▶ **抜粋文**
--------------------

2024年の年末、気が付いたら日本は貧しい国になっていた。道徳も破壊された。街は暗くなり、カスタマーサービスの電話はどこの会社もなかなかつながらない。マイナ保険証、インボイスの導入……どんどん不便な国になる一方、底が抜けた連中が暴走を続けている。新刊『自民党の大罪』(祥伝社新書)で平成元年以降、30年以上かけて、自民党が腐っていった過程を描写した適菜氏の「だから何度も言ったのに」第76回。


N国党党首・立花孝志が南あわじ市長選挙への立候補を表明(2024年11月22日/産経ビジュアル)

 

■予知はできないが警戒はできる

 

 地震の後に、「そういえば、前日の空の色が変だった」「見たこともない形の雲が出ていた」「井戸の水が濁っていた」といった声が出ることがある。他にも、地盤の隆起や沈降、海面の変動、温泉の枯渇や異常湧出、温度変化、地鳴りなどもある。ナマズやネズミなど、動物が異常行動を示すという話もある。

 現在の科学技術では、地震の発生時期、場所、規模を正確に予測することはできない。それでも注意深く前兆を観測することにより、準備、警戒することはできる。

    *

これは自然災害に限った話ではない。たとえば、恋人と別れてしまった後で、「あのときの一言はそういう意味だったのか」と後から気づくこともある。

    *

 後悔先に立たず。兆候はたくさんあったのに、そしてそれを肌で感じていたにもかかわらず、具体的に対応しなかった結果、ひどい目に遭ったりする。自業自得と切り捨てるのは簡単だが、「なんか変だよな」と思いつつ、日々の生活に追われるのが人間でもある。

--------------------

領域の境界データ
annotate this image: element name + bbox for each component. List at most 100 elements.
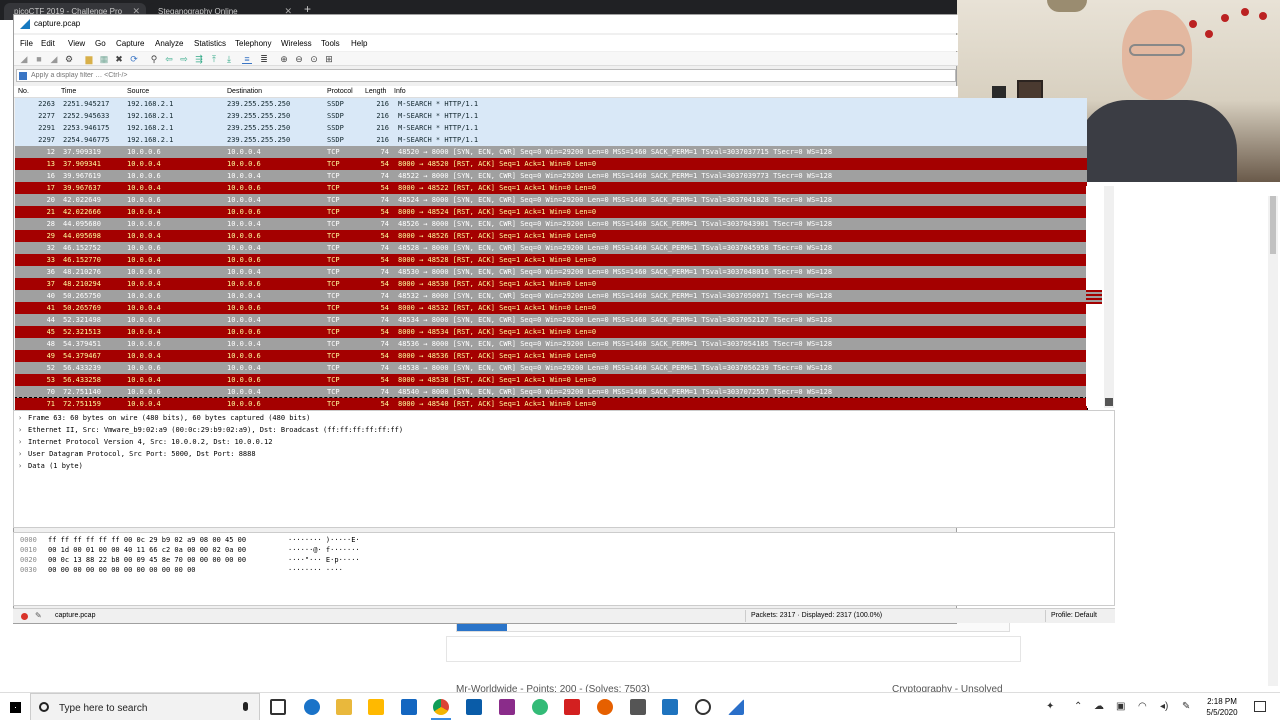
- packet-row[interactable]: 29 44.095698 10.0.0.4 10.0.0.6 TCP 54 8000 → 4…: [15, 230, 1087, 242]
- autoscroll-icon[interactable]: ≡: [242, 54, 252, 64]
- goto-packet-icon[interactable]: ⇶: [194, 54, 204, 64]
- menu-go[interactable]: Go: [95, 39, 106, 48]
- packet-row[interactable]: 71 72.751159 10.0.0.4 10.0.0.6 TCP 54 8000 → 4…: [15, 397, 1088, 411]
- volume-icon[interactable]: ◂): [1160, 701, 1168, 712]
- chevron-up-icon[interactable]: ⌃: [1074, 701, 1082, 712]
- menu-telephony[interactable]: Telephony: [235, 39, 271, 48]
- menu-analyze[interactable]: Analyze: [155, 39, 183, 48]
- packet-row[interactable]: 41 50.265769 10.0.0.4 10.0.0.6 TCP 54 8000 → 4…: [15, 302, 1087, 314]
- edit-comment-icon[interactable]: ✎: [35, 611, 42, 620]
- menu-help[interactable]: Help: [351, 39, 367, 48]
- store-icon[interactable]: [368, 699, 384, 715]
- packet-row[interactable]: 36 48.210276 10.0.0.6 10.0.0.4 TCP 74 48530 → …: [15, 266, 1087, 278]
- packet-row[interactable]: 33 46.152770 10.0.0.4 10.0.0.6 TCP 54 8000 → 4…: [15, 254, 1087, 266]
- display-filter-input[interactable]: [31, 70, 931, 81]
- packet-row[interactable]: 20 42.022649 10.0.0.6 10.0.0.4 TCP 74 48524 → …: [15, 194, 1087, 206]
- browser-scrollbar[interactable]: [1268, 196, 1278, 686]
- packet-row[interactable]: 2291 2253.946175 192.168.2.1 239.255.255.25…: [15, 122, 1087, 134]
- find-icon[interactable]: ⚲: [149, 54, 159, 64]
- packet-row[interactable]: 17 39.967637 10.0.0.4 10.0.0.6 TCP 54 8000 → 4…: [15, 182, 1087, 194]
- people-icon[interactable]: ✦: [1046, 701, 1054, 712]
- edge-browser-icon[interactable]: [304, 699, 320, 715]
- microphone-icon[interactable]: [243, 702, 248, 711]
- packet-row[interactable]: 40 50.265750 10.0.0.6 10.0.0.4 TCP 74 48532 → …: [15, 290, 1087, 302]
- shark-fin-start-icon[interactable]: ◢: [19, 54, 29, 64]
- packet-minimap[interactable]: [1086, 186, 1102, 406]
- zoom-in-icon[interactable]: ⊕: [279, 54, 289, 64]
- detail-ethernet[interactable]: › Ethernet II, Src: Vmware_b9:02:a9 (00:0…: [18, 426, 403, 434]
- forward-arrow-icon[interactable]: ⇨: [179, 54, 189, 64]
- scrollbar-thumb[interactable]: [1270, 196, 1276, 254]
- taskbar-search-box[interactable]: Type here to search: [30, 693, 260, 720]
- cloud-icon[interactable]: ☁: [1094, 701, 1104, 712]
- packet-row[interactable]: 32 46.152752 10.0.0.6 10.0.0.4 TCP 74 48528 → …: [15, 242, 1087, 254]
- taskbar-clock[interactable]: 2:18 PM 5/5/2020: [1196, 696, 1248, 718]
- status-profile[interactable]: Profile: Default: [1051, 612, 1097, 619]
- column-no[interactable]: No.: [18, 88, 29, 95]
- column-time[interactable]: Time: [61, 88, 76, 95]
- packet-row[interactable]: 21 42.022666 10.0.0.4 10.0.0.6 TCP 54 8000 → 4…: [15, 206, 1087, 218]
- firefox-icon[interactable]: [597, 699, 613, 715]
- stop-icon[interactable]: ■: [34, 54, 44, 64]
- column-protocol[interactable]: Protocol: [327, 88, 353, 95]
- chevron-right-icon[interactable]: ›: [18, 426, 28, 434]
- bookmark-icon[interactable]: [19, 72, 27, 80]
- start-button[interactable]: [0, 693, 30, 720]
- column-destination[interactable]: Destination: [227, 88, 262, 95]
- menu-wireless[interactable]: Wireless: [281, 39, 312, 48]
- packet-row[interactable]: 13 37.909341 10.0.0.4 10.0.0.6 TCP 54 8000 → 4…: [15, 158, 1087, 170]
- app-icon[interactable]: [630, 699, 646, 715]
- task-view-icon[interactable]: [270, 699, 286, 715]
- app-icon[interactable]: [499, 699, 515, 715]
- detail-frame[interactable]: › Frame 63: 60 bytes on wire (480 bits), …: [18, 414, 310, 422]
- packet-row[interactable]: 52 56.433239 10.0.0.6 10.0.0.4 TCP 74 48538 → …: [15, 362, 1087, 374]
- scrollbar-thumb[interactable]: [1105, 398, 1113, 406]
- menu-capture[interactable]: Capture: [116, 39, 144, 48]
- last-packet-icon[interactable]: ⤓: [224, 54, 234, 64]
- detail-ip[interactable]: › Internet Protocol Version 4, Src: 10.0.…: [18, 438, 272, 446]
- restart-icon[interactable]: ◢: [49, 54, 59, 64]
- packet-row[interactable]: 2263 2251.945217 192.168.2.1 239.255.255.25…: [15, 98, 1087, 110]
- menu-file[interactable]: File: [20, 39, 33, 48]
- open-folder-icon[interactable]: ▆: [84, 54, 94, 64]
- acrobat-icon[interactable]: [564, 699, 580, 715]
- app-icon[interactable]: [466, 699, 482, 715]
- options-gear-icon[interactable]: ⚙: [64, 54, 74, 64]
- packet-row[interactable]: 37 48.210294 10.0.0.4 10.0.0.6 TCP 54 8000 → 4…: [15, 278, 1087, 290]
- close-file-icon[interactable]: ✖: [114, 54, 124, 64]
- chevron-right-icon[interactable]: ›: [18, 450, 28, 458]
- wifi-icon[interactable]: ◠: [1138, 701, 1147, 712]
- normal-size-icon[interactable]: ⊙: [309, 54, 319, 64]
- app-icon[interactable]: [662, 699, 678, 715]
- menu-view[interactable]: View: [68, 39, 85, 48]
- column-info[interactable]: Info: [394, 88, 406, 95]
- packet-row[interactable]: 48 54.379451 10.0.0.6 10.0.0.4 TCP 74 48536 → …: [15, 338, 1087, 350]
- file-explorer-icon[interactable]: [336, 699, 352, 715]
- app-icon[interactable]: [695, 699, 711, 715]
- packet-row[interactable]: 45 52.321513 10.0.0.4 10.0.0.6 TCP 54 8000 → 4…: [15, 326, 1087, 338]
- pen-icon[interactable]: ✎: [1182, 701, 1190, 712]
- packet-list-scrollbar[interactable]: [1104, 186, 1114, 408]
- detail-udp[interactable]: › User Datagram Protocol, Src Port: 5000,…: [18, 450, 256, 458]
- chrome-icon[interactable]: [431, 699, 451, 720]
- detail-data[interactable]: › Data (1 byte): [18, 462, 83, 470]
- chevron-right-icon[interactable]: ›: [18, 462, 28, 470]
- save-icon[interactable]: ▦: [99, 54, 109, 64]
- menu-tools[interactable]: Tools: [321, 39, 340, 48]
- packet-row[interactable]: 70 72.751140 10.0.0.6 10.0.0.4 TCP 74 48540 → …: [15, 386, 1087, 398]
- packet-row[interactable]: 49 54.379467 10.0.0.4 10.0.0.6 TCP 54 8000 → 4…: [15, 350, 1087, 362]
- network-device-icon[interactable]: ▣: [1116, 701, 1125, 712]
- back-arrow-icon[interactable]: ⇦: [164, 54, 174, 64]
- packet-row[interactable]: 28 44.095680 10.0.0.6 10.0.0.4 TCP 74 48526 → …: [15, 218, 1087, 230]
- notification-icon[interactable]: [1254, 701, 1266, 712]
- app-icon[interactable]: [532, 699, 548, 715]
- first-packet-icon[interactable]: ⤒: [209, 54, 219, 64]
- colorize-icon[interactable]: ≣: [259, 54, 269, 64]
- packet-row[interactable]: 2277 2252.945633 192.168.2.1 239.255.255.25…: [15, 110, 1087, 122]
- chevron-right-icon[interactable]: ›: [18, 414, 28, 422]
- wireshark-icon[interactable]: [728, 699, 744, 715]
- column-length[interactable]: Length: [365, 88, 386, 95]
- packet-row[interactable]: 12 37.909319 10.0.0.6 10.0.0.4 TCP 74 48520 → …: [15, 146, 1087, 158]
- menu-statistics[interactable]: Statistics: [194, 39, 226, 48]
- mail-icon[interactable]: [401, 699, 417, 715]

--------------------

▶ **課題**
抜粋文のうち「2024年の年末、気が付いた」から「常行動を示すという話もある。」までの部分を、一字も変えずに書き写してください。

▶ **回答**
2024年の年末、気が付いたら日本は貧しい国になっていた。道徳も破壊された。街は暗くなり、カスタマーサービスの電話はどこの会社もなかなかつながらない。マイナ保険証、インボイスの導入……どんどん不便な国になる一方、底が抜けた連中が暴走を続けている。新刊『自民党の大罪』(祥伝社新書)で平成元年以降、30年以上かけて、自民党が腐っていった過程を描写した適菜氏の「だから何度も言ったのに」第76回。


N国党党首・立花孝志が南あわじ市長選挙への立候補を表明(2024年11月22日/産経ビジュアル)

 

■予知はできないが警戒はできる

 

 地震の後に、「そういえば、前日の空の色が変だった」「見たこともない形の雲が出ていた」「井戸の水が濁っていた」といった声が出ることがある。他にも、地盤の隆起や沈降、海面の変動、温泉の枯渇や異常湧出、温度変化、地鳴りなどもある。ナマズやネズミなど、動物が異常行動を示すという話もある。